--- Dataset records ---
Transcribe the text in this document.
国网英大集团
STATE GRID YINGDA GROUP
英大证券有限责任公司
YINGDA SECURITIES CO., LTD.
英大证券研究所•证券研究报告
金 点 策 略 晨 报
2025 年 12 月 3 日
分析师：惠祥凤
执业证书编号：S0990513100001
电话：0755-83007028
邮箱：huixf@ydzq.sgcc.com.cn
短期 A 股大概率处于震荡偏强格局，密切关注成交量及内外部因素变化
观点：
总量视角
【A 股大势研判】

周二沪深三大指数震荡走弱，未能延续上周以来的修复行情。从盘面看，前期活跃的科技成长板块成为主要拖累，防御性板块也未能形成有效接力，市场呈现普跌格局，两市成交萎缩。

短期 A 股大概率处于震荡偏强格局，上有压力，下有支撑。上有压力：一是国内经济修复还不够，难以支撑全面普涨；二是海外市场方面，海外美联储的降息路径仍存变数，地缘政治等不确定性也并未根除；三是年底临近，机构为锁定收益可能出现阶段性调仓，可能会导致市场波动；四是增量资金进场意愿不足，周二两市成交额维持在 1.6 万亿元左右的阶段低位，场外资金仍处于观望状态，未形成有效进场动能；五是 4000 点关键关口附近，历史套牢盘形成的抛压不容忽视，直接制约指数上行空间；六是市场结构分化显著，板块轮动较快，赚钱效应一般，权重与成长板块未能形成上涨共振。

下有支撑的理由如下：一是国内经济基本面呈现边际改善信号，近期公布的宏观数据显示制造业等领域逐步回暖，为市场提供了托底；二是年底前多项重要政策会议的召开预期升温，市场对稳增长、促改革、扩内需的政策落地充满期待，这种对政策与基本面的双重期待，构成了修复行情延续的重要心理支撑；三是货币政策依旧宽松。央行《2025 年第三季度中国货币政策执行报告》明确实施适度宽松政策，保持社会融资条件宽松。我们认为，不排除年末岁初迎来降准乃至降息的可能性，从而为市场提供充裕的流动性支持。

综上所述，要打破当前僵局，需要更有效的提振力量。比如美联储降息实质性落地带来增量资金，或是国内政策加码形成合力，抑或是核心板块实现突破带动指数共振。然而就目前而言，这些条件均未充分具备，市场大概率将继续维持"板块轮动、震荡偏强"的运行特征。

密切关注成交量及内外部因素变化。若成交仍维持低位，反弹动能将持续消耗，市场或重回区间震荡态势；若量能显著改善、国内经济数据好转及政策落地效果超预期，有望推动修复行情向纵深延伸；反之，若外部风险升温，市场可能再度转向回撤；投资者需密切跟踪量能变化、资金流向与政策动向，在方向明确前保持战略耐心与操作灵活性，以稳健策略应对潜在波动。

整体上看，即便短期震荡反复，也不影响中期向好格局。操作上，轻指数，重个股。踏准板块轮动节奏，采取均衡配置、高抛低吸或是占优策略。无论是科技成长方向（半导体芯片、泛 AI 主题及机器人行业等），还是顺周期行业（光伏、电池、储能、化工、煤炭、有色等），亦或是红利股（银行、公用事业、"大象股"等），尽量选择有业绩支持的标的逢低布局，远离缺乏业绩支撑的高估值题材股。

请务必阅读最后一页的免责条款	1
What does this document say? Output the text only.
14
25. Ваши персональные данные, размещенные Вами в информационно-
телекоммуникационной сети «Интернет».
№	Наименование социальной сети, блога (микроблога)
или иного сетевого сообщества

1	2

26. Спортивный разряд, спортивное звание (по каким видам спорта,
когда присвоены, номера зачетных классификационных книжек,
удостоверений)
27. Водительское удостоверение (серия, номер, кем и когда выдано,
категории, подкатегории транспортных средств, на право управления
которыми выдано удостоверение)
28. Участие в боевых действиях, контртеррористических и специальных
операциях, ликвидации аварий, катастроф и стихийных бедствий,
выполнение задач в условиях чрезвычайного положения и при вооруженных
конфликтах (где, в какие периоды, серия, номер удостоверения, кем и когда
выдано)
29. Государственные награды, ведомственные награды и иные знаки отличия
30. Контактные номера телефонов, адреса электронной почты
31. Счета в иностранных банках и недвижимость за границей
---
▸ Short problem
Reproduce the lines word for word, starting at the one holding "What does this" and ending at the final line of the material above.

▸ Exercise result
What does this document say? Output the text only.
14
25. Ваши персональные данные, размещенные Вами в информационно-
телекоммуникационной сети «Интернет».
№	Наименование социальной сети, блога (микроблога)
или иного сетевого сообщества

1	2

26. Спортивный разряд, спортивное звание (по каким видам спорта,
когда присвоены, номера зачетных классификационных книжек,
удостоверений)
27. Водительское удостоверение (серия, номер, кем и когда выдано,
категории, подкатегории транспортных средств, на право управления
которыми выдано удостоверение)
28. Участие в боевых действиях, контртеррористических и специальных
операциях, ликвидации аварий, катастроф и стихийных бедствий,
выполнение задач в условиях чрезвычайного положения и при вооруженных
конфликтах (где, в какие периоды, серия, номер удостоверения, кем и когда
выдано)
29. Государственные награды, ведомственные награды и иные знаки отличия
30. Контактные номера телефонов, адреса электронной почты
31. Счета в иностранных банках и недвижимость за границей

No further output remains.